What you should do
Pictures aside, repeat every entry exactly.

Provided data
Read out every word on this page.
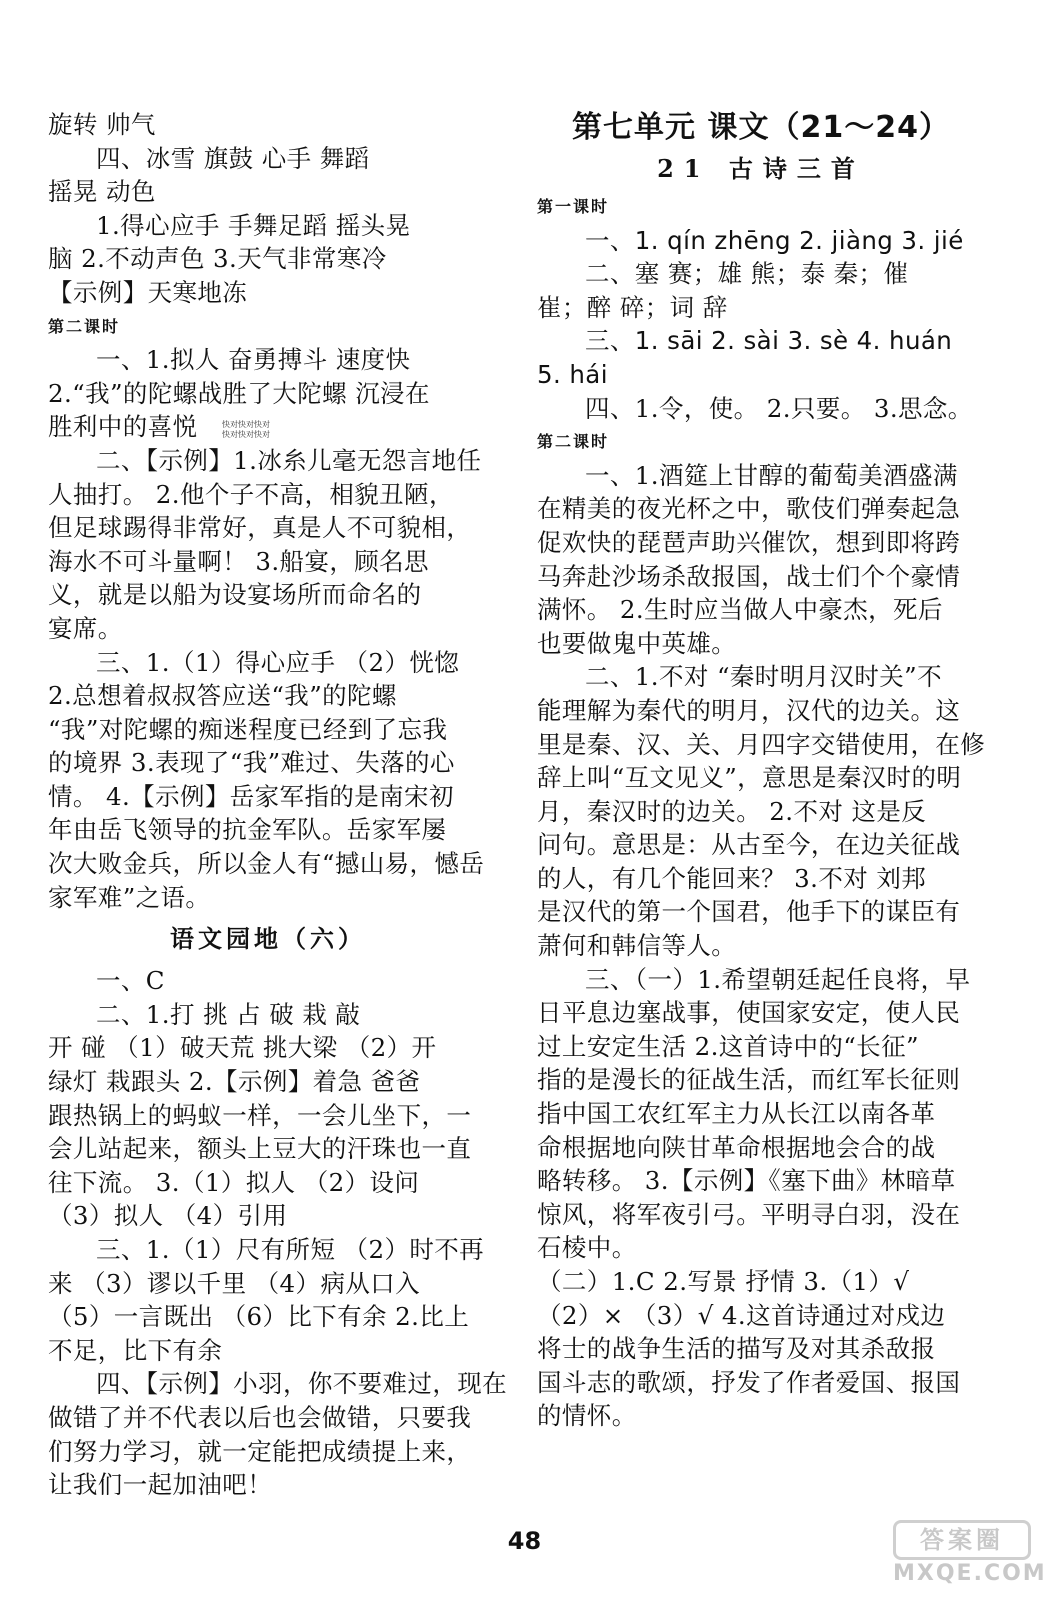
旋转 帅气
四、冰雪 旗鼓 心手 舞蹈
摇晃 动色
1.得心应手 手舞足蹈 摇头晃
脑 2.不动声色 3.天气非常寒冷
【示例】天寒地冻
第二课时
一、1.拟人 奋勇搏斗 速度快
2.“我”的陀螺战胜了大陀螺 沉浸在
胜利中的喜悦
二、【示例】1.冰糸儿毫无怨言地任
人抽打。 2.他个子不高，相貌丑陋，
但足球踢得非常好，真是人不可貌相，
海水不可斗量啊！ 3.船宴，顾名思
义，就是以船为设宴场所而命名的
宴席。
三、1.（1）得心应手 （2）恍惚
2.总想着叔叔答应送“我”的陀螺
“我”对陀螺的痴迷程度已经到了忘我
的境界 3.表现了“我”难过、失落的心
情。 4.【示例】岳家军指的是南宋初
年由岳飞领导的抗金军队。岳家军屡
次大败金兵，所以金人有“撼山易，憾岳
家军难”之语。
语文园地（六）
一、C
二、1.打 挑 占 破 栽 敲
开 碰 （1）破天荒 挑大梁 （2）开
绿灯 栽跟头 2.【示例】着急 爸爸
跟热锅上的蚂蚁一样，一会儿坐下，一
会儿站起来，额头上豆大的汗珠也一直
往下流。 3.（1）拟人 （2）设问
（3）拟人 （4）引用
三、1.（1）尺有所短 （2）时不再
来 （3）谬以千里 （4）病从口入
（5）一言既出 （6）比下有余 2.比上
不足，比下有余
四、【示例】小羽，你不要难过，现在
做错了并不代表以后也会做错，只要我
们努力学习，就一定能把成绩提上来，
让我们一起加油吧！
第七单元 课文（21～24）
21 古诗三首
第一课时
一、1. qín zhēng 2. jiàng 3. jié
二、塞 赛；雄 熊；泰 秦；催
崔；醉 碎；词 辞
三、1. sāi 2. sài 3. sè 4. huán
5. hái
四、1.令，使。 2.只要。 3.思念。
第二课时
一、1.酒筵上甘醇的葡萄美酒盛满
在精美的夜光杯之中，歌伎们弹奏起急
促欢快的琵琶声助兴催饮，想到即将跨
马奔赴沙场杀敌报国，战士们个个豪情
满怀。 2.生时应当做人中豪杰，死后
也要做鬼中英雄。
二、1.不对 “秦时明月汉时关”不
能理解为秦代的明月，汉代的边关。这
里是秦、汉、关、月四字交错使用，在修
辞上叫“互文见义”，意思是秦汉时的明
月，秦汉时的边关。 2.不对 这是反
问句。意思是：从古至今，在边关征战
的人，有几个能回来？ 3.不对 刘邦
是汉代的第一个国君，他手下的谋臣有
萧何和韩信等人。
三、（一）1.希望朝廷起任良将，早
日平息边塞战事，使国家安定，使人民
过上安定生活 2.这首诗中的“长征”
指的是漫长的征战生活，而红军长征则
指中国工农红军主力从长江以南各革
命根据地向陕甘革命根据地会合的战
略转移。 3.【示例】《塞下曲》林暗草
惊风，将军夜引弓。平明寻白羽，没在
石棱中。
（二）1.C 2.写景 抒情 3.（1）√
（2）× （3）√ 4.这首诗通过对戍边
将士的战争生活的描写及对其杀敌报
国斗志的歌颂，抒发了作者爱国、报国
的情怀。
快对快对快对
快对快对快对
48	答案圈
MXQE.COM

Result
Read out every word on this page.
旋转 帅气
四、冰雪 旗鼓 心手 舞蹈
摇晃 动色
1.得心应手 手舞足蹈 摇头晃
脑 2.不动声色 3.天气非常寒冷
【示例】天寒地冻
第二课时
一、1.拟人 奋勇搏斗 速度快
2.“我”的陀螺战胜了大陀螺 沉浸在
胜利中的喜悦
二、【示例】1.冰糸儿毫无怨言地任
人抽打。 2.他个子不高，相貌丑陋，
但足球踢得非常好，真是人不可貌相，
海水不可斗量啊！ 3.船宴，顾名思
义，就是以船为设宴场所而命名的
宴席。
三、1.（1）得心应手 （2）恍惚
2.总想着叔叔答应送“我”的陀螺
“我”对陀螺的痴迷程度已经到了忘我
的境界 3.表现了“我”难过、失落的心
情。 4.【示例】岳家军指的是南宋初
年由岳飞领导的抗金军队。岳家军屡
次大败金兵，所以金人有“撼山易，憾岳
家军难”之语。
语文园地（六）
一、C
二、1.打 挑 占 破 栽 敲
开 碰 （1）破天荒 挑大梁 （2）开
绿灯 栽跟头 2.【示例】着急 爸爸
跟热锅上的蚂蚁一样，一会儿坐下，一
会儿站起来，额头上豆大的汗珠也一直
往下流。 3.（1）拟人 （2）设问
（3）拟人 （4）引用
三、1.（1）尺有所短 （2）时不再
来 （3）谬以千里 （4）病从口入
（5）一言既出 （6）比下有余 2.比上
不足，比下有余
四、【示例】小羽，你不要难过，现在
做错了并不代表以后也会做错，只要我
们努力学习，就一定能把成绩提上来，
让我们一起加油吧！
第七单元 课文（21～24）
21 古诗三首
第一课时
一、1. qín zhēng 2. jiàng 3. jié
二、塞 赛；雄 熊；泰 秦；催
崔；醉 碎；词 辞
三、1. sāi 2. sài 3. sè 4. huán
5. hái
四、1.令，使。 2.只要。 3.思念。
第二课时
一、1.酒筵上甘醇的葡萄美酒盛满
在精美的夜光杯之中，歌伎们弹奏起急
促欢快的琵琶声助兴催饮，想到即将跨
马奔赴沙场杀敌报国，战士们个个豪情
满怀。 2.生时应当做人中豪杰，死后
也要做鬼中英雄。
二、1.不对 “秦时明月汉时关”不
能理解为秦代的明月，汉代的边关。这
里是秦、汉、关、月四字交错使用，在修
辞上叫“互文见义”，意思是秦汉时的明
月，秦汉时的边关。 2.不对 这是反
问句。意思是：从古至今，在边关征战
的人，有几个能回来？ 3.不对 刘邦
是汉代的第一个国君，他手下的谋臣有
萧何和韩信等人。
三、（一）1.希望朝廷起任良将，早
日平息边塞战事，使国家安定，使人民
过上安定生活 2.这首诗中的“长征”
指的是漫长的征战生活，而红军长征则
指中国工农红军主力从长江以南各革
命根据地向陕甘革命根据地会合的战
略转移。 3.【示例】《塞下曲》林暗草
惊风，将军夜引弓。平明寻白羽，没在
石棱中。
（二）1.C 2.写景 抒情 3.（1）√
（2）× （3）√ 4.这首诗通过对戍边
将士的战争生活的描写及对其杀敌报
国斗志的歌颂，抒发了作者爱国、报国
的情怀。
快对快对快对
快对快对快对
48	答案圈
MXQE.COM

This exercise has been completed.